## Direction:
Each line below should be reproduced without any alteration.

## Records for the task:
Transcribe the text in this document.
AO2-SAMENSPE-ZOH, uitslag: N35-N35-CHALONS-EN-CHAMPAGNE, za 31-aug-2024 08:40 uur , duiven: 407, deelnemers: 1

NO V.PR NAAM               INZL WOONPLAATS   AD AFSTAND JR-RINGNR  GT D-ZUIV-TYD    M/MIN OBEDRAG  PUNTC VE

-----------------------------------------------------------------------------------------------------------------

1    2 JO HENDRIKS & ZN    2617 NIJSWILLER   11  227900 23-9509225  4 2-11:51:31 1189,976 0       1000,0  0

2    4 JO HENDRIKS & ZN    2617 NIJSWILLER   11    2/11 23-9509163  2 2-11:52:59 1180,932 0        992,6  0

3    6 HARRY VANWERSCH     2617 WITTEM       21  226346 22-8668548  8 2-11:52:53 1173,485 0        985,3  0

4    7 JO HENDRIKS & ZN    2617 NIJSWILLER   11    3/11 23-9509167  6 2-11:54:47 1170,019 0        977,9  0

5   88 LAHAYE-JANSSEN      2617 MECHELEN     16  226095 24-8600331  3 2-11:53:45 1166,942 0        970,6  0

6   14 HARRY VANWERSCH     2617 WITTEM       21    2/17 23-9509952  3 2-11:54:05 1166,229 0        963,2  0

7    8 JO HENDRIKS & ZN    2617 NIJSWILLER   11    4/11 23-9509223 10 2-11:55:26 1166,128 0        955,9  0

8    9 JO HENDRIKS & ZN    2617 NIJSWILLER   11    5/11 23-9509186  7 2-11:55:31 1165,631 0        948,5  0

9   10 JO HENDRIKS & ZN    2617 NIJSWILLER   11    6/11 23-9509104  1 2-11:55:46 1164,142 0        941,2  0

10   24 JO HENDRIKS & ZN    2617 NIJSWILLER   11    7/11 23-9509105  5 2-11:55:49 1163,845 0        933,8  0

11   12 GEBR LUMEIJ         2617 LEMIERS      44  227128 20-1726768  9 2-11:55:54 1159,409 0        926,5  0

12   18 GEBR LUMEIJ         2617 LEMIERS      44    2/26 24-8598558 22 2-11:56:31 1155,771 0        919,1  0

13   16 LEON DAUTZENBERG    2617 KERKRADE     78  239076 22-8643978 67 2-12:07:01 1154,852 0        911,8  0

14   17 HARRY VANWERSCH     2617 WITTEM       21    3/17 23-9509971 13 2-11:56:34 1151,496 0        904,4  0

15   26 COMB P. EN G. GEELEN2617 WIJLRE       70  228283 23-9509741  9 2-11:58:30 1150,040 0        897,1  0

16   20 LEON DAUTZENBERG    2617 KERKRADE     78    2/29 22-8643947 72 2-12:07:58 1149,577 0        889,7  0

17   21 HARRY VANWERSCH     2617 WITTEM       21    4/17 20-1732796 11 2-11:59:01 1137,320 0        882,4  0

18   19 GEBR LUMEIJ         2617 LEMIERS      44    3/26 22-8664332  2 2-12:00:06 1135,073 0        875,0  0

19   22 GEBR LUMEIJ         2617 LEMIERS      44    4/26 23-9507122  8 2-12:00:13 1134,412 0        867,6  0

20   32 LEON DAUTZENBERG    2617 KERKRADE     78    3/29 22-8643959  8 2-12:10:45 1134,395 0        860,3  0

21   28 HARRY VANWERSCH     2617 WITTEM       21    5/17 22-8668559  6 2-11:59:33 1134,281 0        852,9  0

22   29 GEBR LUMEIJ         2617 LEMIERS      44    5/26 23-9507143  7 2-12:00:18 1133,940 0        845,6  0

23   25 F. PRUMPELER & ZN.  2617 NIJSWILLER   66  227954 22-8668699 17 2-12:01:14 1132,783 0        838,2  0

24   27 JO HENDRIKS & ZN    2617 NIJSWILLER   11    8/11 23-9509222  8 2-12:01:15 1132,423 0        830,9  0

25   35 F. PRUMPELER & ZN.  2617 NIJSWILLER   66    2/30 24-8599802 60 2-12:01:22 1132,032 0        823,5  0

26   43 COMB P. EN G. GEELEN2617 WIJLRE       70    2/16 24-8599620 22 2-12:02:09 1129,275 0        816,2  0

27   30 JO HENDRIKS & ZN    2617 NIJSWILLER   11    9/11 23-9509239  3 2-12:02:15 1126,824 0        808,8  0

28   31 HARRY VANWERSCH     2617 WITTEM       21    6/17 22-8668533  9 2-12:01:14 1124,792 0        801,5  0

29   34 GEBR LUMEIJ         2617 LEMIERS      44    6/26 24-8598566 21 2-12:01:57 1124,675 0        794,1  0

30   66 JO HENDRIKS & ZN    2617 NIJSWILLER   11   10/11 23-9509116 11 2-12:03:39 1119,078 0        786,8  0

## Response to this task:
Transcribe the text in this document.
AO2-SAMENSPE-ZOH, uitslag: N35-N35-CHALONS-EN-CHAMPAGNE, za 31-aug-2024 08:40 uur , duiven: 407, deelnemers: 1

NO V.PR NAAM               INZL WOONPLAATS   AD AFSTAND JR-RINGNR  GT D-ZUIV-TYD    M/MIN OBEDRAG  PUNTC VE

-----------------------------------------------------------------------------------------------------------------

1    2 JO HENDRIKS & ZN    2617 NIJSWILLER   11  227900 23-9509225  4 2-11:51:31 1189,976 0       1000,0  0

2    4 JO HENDRIKS & ZN    2617 NIJSWILLER   11    2/11 23-9509163  2 2-11:52:59 1180,932 0        992,6  0

3    6 HARRY VANWERSCH     2617 WITTEM       21  226346 22-8668548  8 2-11:52:53 1173,485 0        985,3  0

4    7 JO HENDRIKS & ZN    2617 NIJSWILLER   11    3/11 23-9509167  6 2-11:54:47 1170,019 0        977,9  0

5   88 LAHAYE-JANSSEN      2617 MECHELEN     16  226095 24-8600331  3 2-11:53:45 1166,942 0        970,6  0

6   14 HARRY VANWERSCH     2617 WITTEM       21    2/17 23-9509952  3 2-11:54:05 1166,229 0        963,2  0

7    8 JO HENDRIKS & ZN    2617 NIJSWILLER   11    4/11 23-9509223 10 2-11:55:26 1166,128 0        955,9  0

8    9 JO HENDRIKS & ZN    2617 NIJSWILLER   11    5/11 23-9509186  7 2-11:55:31 1165,631 0        948,5  0

9   10 JO HENDRIKS & ZN    2617 NIJSWILLER   11    6/11 23-9509104  1 2-11:55:46 1164,142 0        941,2  0

10   24 JO HENDRIKS & ZN    2617 NIJSWILLER   11    7/11 23-9509105  5 2-11:55:49 1163,845 0        933,8  0

11   12 GEBR LUMEIJ         2617 LEMIERS      44  227128 20-1726768  9 2-11:55:54 1159,409 0        926,5  0

12   18 GEBR LUMEIJ         2617 LEMIERS      44    2/26 24-8598558 22 2-11:56:31 1155,771 0        919,1  0

13   16 LEON DAUTZENBERG    2617 KERKRADE     78  239076 22-8643978 67 2-12:07:01 1154,852 0        911,8  0

14   17 HARRY VANWERSCH     2617 WITTEM       21    3/17 23-9509971 13 2-11:56:34 1151,496 0        904,4  0

15   26 COMB P. EN G. GEELEN2617 WIJLRE       70  228283 23-9509741  9 2-11:58:30 1150,040 0        897,1  0

16   20 LEON DAUTZENBERG    2617 KERKRADE     78    2/29 22-8643947 72 2-12:07:58 1149,577 0        889,7  0

17   21 HARRY VANWERSCH     2617 WITTEM       21    4/17 20-1732796 11 2-11:59:01 1137,320 0        882,4  0

18   19 GEBR LUMEIJ         2617 LEMIERS      44    3/26 22-8664332  2 2-12:00:06 1135,073 0        875,0  0

19   22 GEBR LUMEIJ         2617 LEMIERS      44    4/26 23-9507122  8 2-12:00:13 1134,412 0        867,6  0

20   32 LEON DAUTZENBERG    2617 KERKRADE     78    3/29 22-8643959  8 2-12:10:45 1134,395 0        860,3  0

21   28 HARRY VANWERSCH     2617 WITTEM       21    5/17 22-8668559  6 2-11:59:33 1134,281 0        852,9  0

22   29 GEBR LUMEIJ         2617 LEMIERS      44    5/26 23-9507143  7 2-12:00:18 1133,940 0        845,6  0

23   25 F. PRUMPELER & ZN.  2617 NIJSWILLER   66  227954 22-8668699 17 2-12:01:14 1132,783 0        838,2  0

24   27 JO HENDRIKS & ZN    2617 NIJSWILLER   11    8/11 23-9509222  8 2-12:01:15 1132,423 0        830,9  0

25   35 F. PRUMPELER & ZN.  2617 NIJSWILLER   66    2/30 24-8599802 60 2-12:01:22 1132,032 0        823,5  0

26   43 COMB P. EN G. GEELEN2617 WIJLRE       70    2/16 24-8599620 22 2-12:02:09 1129,275 0        816,2  0

27   30 JO HENDRIKS & ZN    2617 NIJSWILLER   11    9/11 23-9509239  3 2-12:02:15 1126,824 0        808,8  0

28   31 HARRY VANWERSCH     2617 WITTEM       21    6/17 22-8668533  9 2-12:01:14 1124,792 0        801,5  0

29   34 GEBR LUMEIJ         2617 LEMIERS      44    6/26 24-8598566 21 2-12:01:57 1124,675 0        794,1  0

30   66 JO HENDRIKS & ZN    2617 NIJSWILLER   11   10/11 23-9509116 11 2-12:03:39 1119,078 0        786,8  0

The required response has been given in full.